Given task: Exactly reproduce the lines from the line that has "Output the text content of this document." down to the last line of the entries, inclusive.

Data provided:
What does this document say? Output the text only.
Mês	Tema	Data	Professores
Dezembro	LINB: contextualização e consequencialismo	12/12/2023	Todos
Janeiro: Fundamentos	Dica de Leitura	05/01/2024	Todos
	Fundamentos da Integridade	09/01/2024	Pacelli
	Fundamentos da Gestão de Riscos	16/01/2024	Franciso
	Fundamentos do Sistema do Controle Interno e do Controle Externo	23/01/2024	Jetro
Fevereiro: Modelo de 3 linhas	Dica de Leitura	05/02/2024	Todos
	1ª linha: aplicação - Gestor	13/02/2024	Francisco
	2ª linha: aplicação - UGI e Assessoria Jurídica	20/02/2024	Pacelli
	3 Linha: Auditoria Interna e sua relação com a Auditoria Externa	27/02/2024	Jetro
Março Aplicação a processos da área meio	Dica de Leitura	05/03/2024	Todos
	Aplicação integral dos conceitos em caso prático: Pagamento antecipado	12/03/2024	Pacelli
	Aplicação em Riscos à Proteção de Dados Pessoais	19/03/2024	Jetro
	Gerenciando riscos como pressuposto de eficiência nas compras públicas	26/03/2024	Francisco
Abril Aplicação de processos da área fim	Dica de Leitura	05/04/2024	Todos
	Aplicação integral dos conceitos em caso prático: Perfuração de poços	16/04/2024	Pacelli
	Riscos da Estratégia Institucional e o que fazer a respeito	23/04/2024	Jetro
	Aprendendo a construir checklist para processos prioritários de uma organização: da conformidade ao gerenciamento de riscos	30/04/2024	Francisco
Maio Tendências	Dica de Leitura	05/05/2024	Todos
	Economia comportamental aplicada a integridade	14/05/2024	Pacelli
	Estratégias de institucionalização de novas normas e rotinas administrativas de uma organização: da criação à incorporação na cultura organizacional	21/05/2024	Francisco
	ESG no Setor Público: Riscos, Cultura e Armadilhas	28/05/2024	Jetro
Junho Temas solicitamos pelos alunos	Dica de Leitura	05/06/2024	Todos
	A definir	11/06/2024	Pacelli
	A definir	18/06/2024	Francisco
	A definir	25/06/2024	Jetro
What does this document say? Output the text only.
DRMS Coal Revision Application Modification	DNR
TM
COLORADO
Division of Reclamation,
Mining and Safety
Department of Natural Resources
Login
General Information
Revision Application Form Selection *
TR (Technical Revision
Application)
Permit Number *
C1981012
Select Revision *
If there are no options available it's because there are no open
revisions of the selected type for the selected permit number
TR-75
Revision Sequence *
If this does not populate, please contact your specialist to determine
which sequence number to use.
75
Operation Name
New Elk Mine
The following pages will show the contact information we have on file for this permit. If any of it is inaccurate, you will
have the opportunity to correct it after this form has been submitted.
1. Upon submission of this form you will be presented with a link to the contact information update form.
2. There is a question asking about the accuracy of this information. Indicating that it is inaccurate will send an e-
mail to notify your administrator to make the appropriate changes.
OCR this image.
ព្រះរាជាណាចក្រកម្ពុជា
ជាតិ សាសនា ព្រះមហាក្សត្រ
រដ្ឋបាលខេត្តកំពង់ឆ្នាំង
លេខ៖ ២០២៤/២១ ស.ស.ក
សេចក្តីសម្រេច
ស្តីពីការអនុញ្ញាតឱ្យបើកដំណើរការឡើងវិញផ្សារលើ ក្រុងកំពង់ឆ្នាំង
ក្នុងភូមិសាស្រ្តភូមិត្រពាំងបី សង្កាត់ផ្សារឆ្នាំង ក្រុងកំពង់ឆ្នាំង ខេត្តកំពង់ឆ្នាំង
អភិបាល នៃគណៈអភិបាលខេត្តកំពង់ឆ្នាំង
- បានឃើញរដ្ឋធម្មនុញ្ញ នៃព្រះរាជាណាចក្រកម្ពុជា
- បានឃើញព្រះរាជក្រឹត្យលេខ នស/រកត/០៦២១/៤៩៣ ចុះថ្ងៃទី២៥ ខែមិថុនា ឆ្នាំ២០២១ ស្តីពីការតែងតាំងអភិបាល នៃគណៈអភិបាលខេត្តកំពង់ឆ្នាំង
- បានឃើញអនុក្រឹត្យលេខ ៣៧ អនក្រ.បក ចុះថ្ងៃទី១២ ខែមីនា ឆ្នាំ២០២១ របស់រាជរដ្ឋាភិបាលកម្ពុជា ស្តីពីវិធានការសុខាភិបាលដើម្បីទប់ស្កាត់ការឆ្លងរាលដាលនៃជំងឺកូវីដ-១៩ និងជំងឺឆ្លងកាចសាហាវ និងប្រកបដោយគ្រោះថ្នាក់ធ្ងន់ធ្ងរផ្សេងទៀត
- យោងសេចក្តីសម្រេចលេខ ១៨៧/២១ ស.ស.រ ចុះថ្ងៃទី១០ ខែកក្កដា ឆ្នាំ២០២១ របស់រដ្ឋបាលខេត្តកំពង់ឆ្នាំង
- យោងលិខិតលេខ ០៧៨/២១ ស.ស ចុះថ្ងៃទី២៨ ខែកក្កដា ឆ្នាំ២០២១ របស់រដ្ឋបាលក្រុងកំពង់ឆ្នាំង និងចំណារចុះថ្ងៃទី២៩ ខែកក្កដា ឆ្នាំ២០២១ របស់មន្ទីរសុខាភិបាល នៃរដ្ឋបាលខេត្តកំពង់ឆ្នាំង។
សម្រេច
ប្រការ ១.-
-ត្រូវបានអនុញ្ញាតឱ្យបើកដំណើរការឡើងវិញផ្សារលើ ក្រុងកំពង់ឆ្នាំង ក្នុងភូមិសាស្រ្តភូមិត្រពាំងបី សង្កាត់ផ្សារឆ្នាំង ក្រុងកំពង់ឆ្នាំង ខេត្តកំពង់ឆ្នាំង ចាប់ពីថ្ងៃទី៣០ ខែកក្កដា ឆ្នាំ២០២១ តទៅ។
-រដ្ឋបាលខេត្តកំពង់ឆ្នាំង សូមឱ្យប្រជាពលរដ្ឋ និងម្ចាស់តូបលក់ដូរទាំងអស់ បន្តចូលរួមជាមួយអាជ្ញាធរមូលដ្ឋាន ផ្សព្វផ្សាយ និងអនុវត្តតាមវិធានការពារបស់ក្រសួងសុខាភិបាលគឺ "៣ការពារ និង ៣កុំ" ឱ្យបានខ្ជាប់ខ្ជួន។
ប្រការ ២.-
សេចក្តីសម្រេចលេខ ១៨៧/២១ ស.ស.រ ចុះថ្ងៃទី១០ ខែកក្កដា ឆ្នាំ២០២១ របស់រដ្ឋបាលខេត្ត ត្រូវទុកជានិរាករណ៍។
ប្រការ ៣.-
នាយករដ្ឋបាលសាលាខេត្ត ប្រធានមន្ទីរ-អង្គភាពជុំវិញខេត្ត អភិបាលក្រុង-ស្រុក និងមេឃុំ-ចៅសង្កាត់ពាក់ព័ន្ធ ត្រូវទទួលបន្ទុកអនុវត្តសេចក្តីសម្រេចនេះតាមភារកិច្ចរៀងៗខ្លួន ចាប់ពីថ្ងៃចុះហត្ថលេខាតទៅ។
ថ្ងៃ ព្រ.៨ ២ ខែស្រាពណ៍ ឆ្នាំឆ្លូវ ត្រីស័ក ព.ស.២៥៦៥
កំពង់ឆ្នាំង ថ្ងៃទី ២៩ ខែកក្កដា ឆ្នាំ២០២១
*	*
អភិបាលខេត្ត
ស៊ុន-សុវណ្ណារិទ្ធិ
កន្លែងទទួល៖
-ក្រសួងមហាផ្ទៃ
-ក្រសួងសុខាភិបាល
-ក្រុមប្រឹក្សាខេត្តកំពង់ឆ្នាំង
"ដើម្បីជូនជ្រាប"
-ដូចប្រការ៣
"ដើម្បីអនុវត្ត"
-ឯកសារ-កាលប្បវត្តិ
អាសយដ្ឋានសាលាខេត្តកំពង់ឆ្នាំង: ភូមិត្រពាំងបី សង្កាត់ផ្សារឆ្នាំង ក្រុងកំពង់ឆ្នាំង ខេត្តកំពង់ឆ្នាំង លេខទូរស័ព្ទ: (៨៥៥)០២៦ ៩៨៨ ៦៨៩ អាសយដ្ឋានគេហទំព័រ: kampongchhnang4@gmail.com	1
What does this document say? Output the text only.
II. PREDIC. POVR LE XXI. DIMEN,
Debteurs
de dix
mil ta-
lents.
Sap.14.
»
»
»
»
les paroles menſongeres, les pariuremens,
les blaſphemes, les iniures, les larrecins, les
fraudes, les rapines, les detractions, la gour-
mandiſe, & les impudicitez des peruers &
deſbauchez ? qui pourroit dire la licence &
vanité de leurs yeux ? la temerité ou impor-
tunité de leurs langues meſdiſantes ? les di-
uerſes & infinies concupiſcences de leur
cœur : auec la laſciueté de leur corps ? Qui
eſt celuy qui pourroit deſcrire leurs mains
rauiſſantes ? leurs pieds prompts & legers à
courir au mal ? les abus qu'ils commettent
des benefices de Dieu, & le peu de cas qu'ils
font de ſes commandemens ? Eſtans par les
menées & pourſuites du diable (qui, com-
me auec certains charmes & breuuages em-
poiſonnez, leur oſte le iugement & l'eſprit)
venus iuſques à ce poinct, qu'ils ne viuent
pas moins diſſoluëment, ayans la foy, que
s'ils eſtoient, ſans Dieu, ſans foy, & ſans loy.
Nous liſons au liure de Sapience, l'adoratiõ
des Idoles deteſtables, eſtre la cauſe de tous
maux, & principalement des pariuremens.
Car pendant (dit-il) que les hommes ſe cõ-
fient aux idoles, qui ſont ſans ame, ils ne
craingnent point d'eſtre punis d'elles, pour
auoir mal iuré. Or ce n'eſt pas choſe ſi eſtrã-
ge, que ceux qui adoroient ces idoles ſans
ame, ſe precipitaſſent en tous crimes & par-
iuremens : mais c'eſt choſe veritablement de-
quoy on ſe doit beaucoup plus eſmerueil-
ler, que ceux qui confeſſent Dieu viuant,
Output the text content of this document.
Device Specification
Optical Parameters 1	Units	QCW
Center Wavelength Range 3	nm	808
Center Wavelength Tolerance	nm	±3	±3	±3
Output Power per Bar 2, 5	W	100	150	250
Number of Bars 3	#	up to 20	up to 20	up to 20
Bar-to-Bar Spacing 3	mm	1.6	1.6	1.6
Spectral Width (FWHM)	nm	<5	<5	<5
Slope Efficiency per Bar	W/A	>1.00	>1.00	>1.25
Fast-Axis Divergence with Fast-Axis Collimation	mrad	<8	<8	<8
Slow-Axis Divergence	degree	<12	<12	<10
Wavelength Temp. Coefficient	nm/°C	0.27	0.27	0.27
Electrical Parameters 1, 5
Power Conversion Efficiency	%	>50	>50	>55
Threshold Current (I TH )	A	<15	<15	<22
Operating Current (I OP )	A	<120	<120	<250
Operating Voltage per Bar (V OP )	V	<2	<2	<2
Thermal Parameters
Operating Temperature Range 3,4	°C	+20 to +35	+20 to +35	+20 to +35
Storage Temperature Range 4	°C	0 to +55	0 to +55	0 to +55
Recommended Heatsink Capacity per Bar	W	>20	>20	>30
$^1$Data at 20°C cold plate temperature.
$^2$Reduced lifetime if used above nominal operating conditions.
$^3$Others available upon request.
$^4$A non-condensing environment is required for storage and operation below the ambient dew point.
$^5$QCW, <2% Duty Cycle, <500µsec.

Solution:
Output the text content of this document.
Device Specification
Optical Parameters 1	Units	QCW
Center Wavelength Range 3	nm	808
Center Wavelength Tolerance	nm	±3	±3	±3
Output Power per Bar 2, 5	W	100	150	250
Number of Bars 3	#	up to 20	up to 20	up to 20
Bar-to-Bar Spacing 3	mm	1.6	1.6	1.6
Spectral Width (FWHM)	nm	<5	<5	<5
Slope Efficiency per Bar	W/A	>1.00	>1.00	>1.25
Fast-Axis Divergence with Fast-Axis Collimation	mrad	<8	<8	<8
Slow-Axis Divergence	degree	<12	<12	<10
Wavelength Temp. Coefficient	nm/°C	0.27	0.27	0.27
Electrical Parameters 1, 5
Power Conversion Efficiency	%	>50	>50	>55
Threshold Current (I TH )	A	<15	<15	<22
Operating Current (I OP )	A	<120	<120	<250
Operating Voltage per Bar (V OP )	V	<2	<2	<2
Thermal Parameters
Operating Temperature Range 3,4	°C	+20 to +35	+20 to +35	+20 to +35
Storage Temperature Range 4	°C	0 to +55	0 to +55	0 to +55
Recommended Heatsink Capacity per Bar	W	>20	>20	>30
$^1$Data at 20°C cold plate temperature.
$^2$Reduced lifetime if used above nominal operating conditions.
$^3$Others available upon request.
$^4$A non-condensing environment is required for storage and operation below the ambient dew point.
$^5$QCW, <2% Duty Cycle, <500µsec.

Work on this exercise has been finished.